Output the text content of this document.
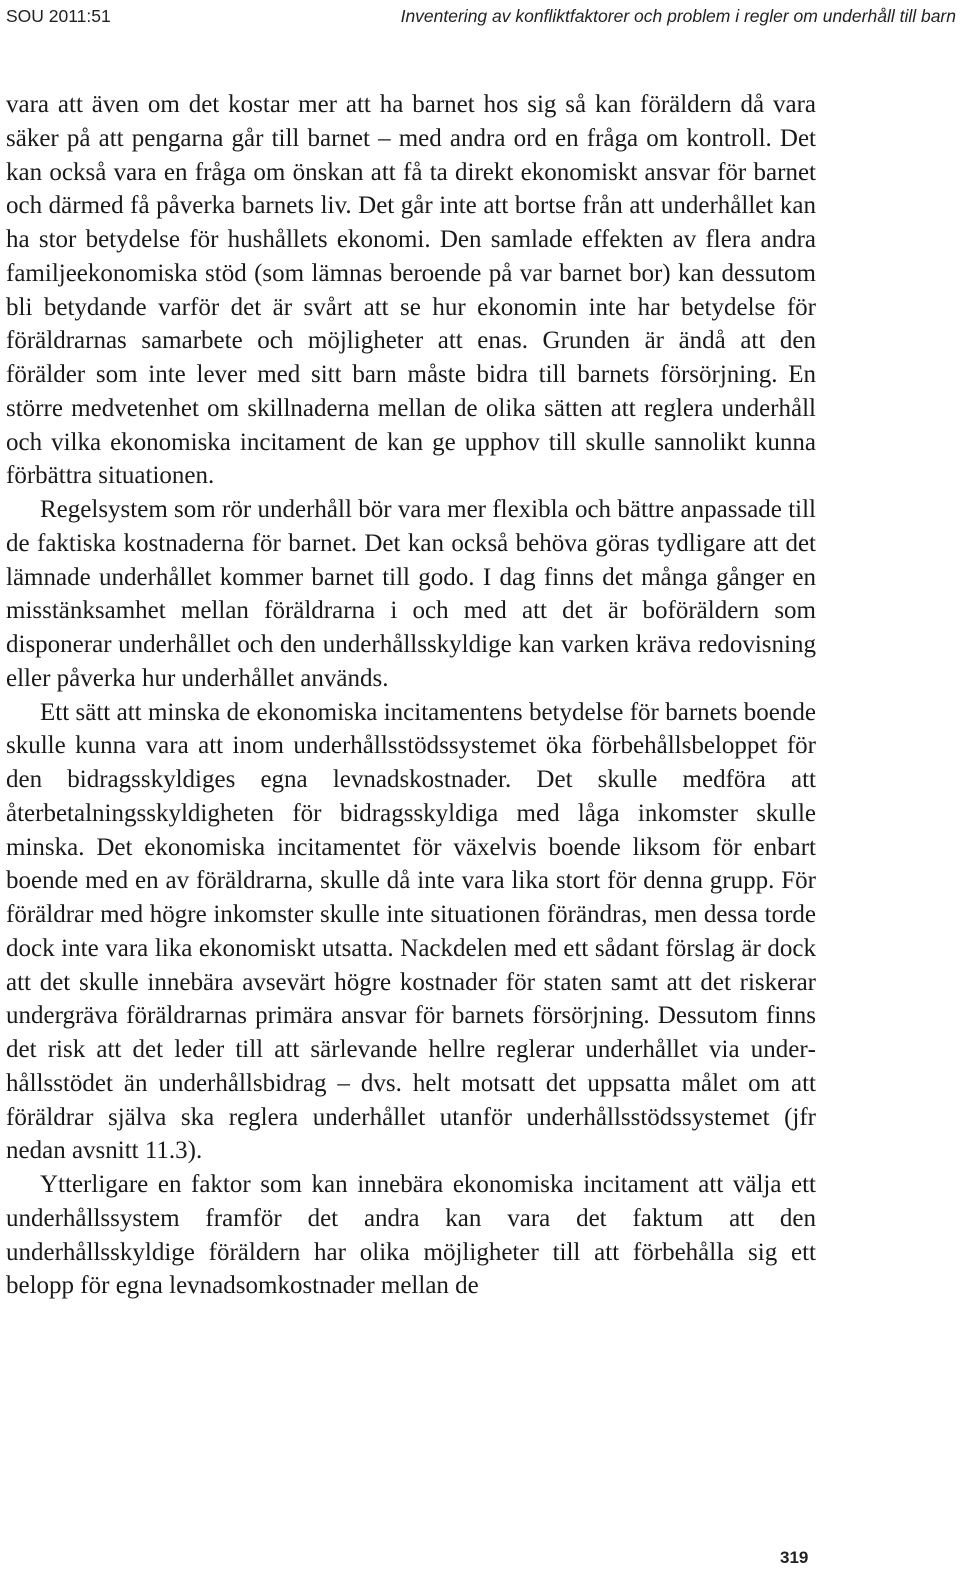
SOU 2011:51	Inventering av konfliktfaktorer och problem i regler om underhåll till barn

vara att även om det kostar mer att ha barnet hos sig så kan föräldern då vara säker på att pengarna går till barnet – med andra ord en fråga om kontroll. Det kan också vara en fråga om önskan att få ta direkt ekonomiskt ansvar för barnet och därmed få påverka barnets liv. Det går inte att bortse från att underhållet kan ha stor betydelse för hushållets ekonomi. Den samlade effekten av flera andra familjeekonomiska stöd (som lämnas beroende på var barnet bor) kan dessutom bli betydande varför det är svårt att se hur ekonomin inte har betydelse för föräldrarnas samarbete och möjligheter att enas. Grunden är ändå att den förälder som inte lever med sitt barn måste bidra till barnets försörjning. En större medvetenhet om skillnaderna mellan de olika sätten att reglera underhåll och vilka ekonomiska incitament de kan ge upphov till skulle sannolikt kunna förbättra situationen.

Regelsystem som rör underhåll bör vara mer flexibla och bättre anpassade till de faktiska kostnaderna för barnet. Det kan också behöva göras tydligare att det lämnade underhållet kommer barnet till godo. I dag finns det många gånger en misstänksamhet mellan föräldrarna i och med att det är boföräldern som disponerar underhållet och den underhållsskyldige kan varken kräva redovisning eller påverka hur underhållet används.

Ett sätt att minska de ekonomiska incitamentens betydelse för barnets boende skulle kunna vara att inom underhållsstödssystemet öka förbehållsbeloppet för den bidragsskyldiges egna levnadskostnader. Det skulle medföra att återbetalningsskyldigheten för bidragsskyldiga med låga inkomster skulle minska. Det ekonomiska incitamentet för växelvis boende liksom för enbart boende med en av föräldrarna, skulle då inte vara lika stort för denna grupp. För föräldrar med högre inkomster skulle inte situationen förändras, men dessa torde dock inte vara lika ekonomiskt utsatta. Nackdelen med ett sådant förslag är dock att det skulle innebära avsevärt högre kostnader för staten samt att det riskerar undergräva föräldrarnas primära ansvar för barnets försörjning. Dessutom finns det risk att det leder till att särlevande hellre reglerar underhållet via underhållsstödet än underhållsbidrag – dvs. helt motsatt det uppsatta målet om att föräldrar själva ska reglera underhållet utanför underhållsstödssystemet (jfr nedan avsnitt 11.3).

Ytterligare en faktor som kan innebära ekonomiska incitament att välja ett underhållssystem framför det andra kan vara det faktum att den underhållsskyldige föräldern har olika möjligheter till att förbehålla sig ett belopp för egna levnadsomkostnader mellan de

319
++++++++++++++++++++
▸ Task goal
Keep only those lines of the records that hold "underhållsskyldige", and return them.

▸ Task solution
Regelsystem som rör underhåll bör vara mer flexibla och bättre anpassade till de faktiska kostnaderna för barnet. Det kan också behöva göras tydligare att det lämnade underhållet kommer barnet till godo. I dag finns det många gånger en misstänksamhet mellan föräldrarna i och med att det är boföräldern som disponerar underhållet och den underhållsskyldige kan varken kräva redovisning eller påverka hur underhållet används.
Ytterligare en faktor som kan innebära ekonomiska incitament att välja ett underhållssystem framför det andra kan vara det faktum att den underhållsskyldige föräldern har olika möjligheter till att förbehålla sig ett belopp för egna levnadsomkostnader mellan de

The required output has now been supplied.